=== Task description ===
Here are some records; return them all exactly.

-- Begin --

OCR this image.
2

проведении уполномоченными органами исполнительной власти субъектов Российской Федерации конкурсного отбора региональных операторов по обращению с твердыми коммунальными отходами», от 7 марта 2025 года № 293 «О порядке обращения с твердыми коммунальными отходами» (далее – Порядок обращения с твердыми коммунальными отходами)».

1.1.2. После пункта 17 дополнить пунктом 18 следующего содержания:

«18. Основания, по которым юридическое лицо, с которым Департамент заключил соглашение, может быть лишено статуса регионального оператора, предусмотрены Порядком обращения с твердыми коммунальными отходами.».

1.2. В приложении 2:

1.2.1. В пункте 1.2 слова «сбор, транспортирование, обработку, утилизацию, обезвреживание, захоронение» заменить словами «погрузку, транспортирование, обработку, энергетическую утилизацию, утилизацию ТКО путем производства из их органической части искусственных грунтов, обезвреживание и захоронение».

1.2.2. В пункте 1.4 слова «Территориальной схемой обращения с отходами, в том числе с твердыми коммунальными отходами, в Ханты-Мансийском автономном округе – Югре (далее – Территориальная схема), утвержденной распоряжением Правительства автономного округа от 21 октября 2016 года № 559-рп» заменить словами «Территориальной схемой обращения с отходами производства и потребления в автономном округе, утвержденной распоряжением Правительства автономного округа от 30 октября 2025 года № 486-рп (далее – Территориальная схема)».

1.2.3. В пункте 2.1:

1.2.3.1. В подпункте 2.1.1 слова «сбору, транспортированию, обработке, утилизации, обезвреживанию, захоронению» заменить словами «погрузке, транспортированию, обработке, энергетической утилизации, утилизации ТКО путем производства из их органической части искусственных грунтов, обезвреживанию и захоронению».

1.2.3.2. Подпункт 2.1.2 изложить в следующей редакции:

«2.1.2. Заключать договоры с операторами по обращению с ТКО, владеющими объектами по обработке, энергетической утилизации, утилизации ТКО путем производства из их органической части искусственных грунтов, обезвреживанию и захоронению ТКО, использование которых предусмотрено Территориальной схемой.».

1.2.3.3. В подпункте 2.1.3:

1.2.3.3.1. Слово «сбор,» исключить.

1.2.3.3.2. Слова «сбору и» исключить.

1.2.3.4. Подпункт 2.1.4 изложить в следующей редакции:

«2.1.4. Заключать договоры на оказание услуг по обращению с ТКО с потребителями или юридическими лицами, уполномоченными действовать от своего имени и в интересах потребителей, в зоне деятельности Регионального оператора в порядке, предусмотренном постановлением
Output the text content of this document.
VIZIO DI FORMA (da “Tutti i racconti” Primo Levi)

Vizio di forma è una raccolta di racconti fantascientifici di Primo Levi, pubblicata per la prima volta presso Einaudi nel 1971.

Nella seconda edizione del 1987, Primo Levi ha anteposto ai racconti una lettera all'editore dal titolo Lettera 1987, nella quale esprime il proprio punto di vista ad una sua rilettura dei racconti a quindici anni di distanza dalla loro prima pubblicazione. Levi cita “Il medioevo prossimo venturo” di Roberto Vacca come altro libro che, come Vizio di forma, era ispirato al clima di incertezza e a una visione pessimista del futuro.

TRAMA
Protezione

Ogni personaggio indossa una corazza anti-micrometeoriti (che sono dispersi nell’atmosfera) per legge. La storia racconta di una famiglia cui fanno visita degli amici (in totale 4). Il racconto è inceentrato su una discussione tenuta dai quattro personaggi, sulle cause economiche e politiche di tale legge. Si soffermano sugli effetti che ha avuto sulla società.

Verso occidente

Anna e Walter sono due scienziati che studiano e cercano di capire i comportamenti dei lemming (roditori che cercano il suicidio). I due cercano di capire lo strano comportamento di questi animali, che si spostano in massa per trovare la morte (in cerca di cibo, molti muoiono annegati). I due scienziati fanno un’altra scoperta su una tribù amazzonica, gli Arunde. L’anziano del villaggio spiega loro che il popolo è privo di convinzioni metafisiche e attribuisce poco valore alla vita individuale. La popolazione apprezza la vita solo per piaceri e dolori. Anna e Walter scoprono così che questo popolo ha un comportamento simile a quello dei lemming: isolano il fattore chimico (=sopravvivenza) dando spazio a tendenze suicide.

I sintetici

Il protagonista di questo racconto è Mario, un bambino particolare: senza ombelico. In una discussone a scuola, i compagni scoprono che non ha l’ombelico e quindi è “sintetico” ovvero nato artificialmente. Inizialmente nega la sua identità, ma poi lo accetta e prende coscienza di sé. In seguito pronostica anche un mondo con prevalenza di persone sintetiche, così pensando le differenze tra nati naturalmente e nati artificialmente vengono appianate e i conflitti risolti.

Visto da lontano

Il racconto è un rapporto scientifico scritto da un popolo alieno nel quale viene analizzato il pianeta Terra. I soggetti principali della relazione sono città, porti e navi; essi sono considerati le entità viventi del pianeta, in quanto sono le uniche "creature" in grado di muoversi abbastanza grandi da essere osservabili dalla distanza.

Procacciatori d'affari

-- End --

=== Solution to this task ===
OCR this image.
2

проведении уполномоченными органами исполнительной власти субъектов Российской Федерации конкурсного отбора региональных операторов по обращению с твердыми коммунальными отходами», от 7 марта 2025 года № 293 «О порядке обращения с твердыми коммунальными отходами» (далее – Порядок обращения с твердыми коммунальными отходами)».

1.1.2. После пункта 17 дополнить пунктом 18 следующего содержания:

«18. Основания, по которым юридическое лицо, с которым Департамент заключил соглашение, может быть лишено статуса регионального оператора, предусмотрены Порядком обращения с твердыми коммунальными отходами.».

1.2. В приложении 2:

1.2.1. В пункте 1.2 слова «сбор, транспортирование, обработку, утилизацию, обезвреживание, захоронение» заменить словами «погрузку, транспортирование, обработку, энергетическую утилизацию, утилизацию ТКО путем производства из их органической части искусственных грунтов, обезвреживание и захоронение».

1.2.2. В пункте 1.4 слова «Территориальной схемой обращения с отходами, в том числе с твердыми коммунальными отходами, в Ханты-Мансийском автономном округе – Югре (далее – Территориальная схема), утвержденной распоряжением Правительства автономного округа от 21 октября 2016 года № 559-рп» заменить словами «Территориальной схемой обращения с отходами производства и потребления в автономном округе, утвержденной распоряжением Правительства автономного округа от 30 октября 2025 года № 486-рп (далее – Территориальная схема)».

1.2.3. В пункте 2.1:

1.2.3.1. В подпункте 2.1.1 слова «сбору, транспортированию, обработке, утилизации, обезвреживанию, захоронению» заменить словами «погрузке, транспортированию, обработке, энергетической утилизации, утилизации ТКО путем производства из их органической части искусственных грунтов, обезвреживанию и захоронению».

1.2.3.2. Подпункт 2.1.2 изложить в следующей редакции:

«2.1.2. Заключать договоры с операторами по обращению с ТКО, владеющими объектами по обработке, энергетической утилизации, утилизации ТКО путем производства из их органической части искусственных грунтов, обезвреживанию и захоронению ТКО, использование которых предусмотрено Территориальной схемой.».

1.2.3.3. В подпункте 2.1.3:

1.2.3.3.1. Слово «сбор,» исключить.

1.2.3.3.2. Слова «сбору и» исключить.

1.2.3.4. Подпункт 2.1.4 изложить в следующей редакции:

«2.1.4. Заключать договоры на оказание услуг по обращению с ТКО с потребителями или юридическими лицами, уполномоченными действовать от своего имени и в интересах потребителей, в зоне деятельности Регионального оператора в порядке, предусмотренном постановлением
Output the text content of this document.
VIZIO DI FORMA (da “Tutti i racconti” Primo Levi)

Vizio di forma è una raccolta di racconti fantascientifici di Primo Levi, pubblicata per la prima volta presso Einaudi nel 1971.

Nella seconda edizione del 1987, Primo Levi ha anteposto ai racconti una lettera all'editore dal titolo Lettera 1987, nella quale esprime il proprio punto di vista ad una sua rilettura dei racconti a quindici anni di distanza dalla loro prima pubblicazione. Levi cita “Il medioevo prossimo venturo” di Roberto Vacca come altro libro che, come Vizio di forma, era ispirato al clima di incertezza e a una visione pessimista del futuro.

TRAMA
Protezione

Ogni personaggio indossa una corazza anti-micrometeoriti (che sono dispersi nell’atmosfera) per legge. La storia racconta di una famiglia cui fanno visita degli amici (in totale 4). Il racconto è inceentrato su una discussione tenuta dai quattro personaggi, sulle cause economiche e politiche di tale legge. Si soffermano sugli effetti che ha avuto sulla società.

Verso occidente

Anna e Walter sono due scienziati che studiano e cercano di capire i comportamenti dei lemming (roditori che cercano il suicidio). I due cercano di capire lo strano comportamento di questi animali, che si spostano in massa per trovare la morte (in cerca di cibo, molti muoiono annegati). I due scienziati fanno un’altra scoperta su una tribù amazzonica, gli Arunde. L’anziano del villaggio spiega loro che il popolo è privo di convinzioni metafisiche e attribuisce poco valore alla vita individuale. La popolazione apprezza la vita solo per piaceri e dolori. Anna e Walter scoprono così che questo popolo ha un comportamento simile a quello dei lemming: isolano il fattore chimico (=sopravvivenza) dando spazio a tendenze suicide.

I sintetici

Il protagonista di questo racconto è Mario, un bambino particolare: senza ombelico. In una discussone a scuola, i compagni scoprono che non ha l’ombelico e quindi è “sintetico” ovvero nato artificialmente. Inizialmente nega la sua identità, ma poi lo accetta e prende coscienza di sé. In seguito pronostica anche un mondo con prevalenza di persone sintetiche, così pensando le differenze tra nati naturalmente e nati artificialmente vengono appianate e i conflitti risolti.

Visto da lontano

Il racconto è un rapporto scientifico scritto da un popolo alieno nel quale viene analizzato il pianeta Terra. I soggetti principali della relazione sono città, porti e navi; essi sono considerati le entità viventi del pianeta, in quanto sono le uniche "creature" in grado di muoversi abbastanza grandi da essere osservabili dalla distanza.

Procacciatori d'affari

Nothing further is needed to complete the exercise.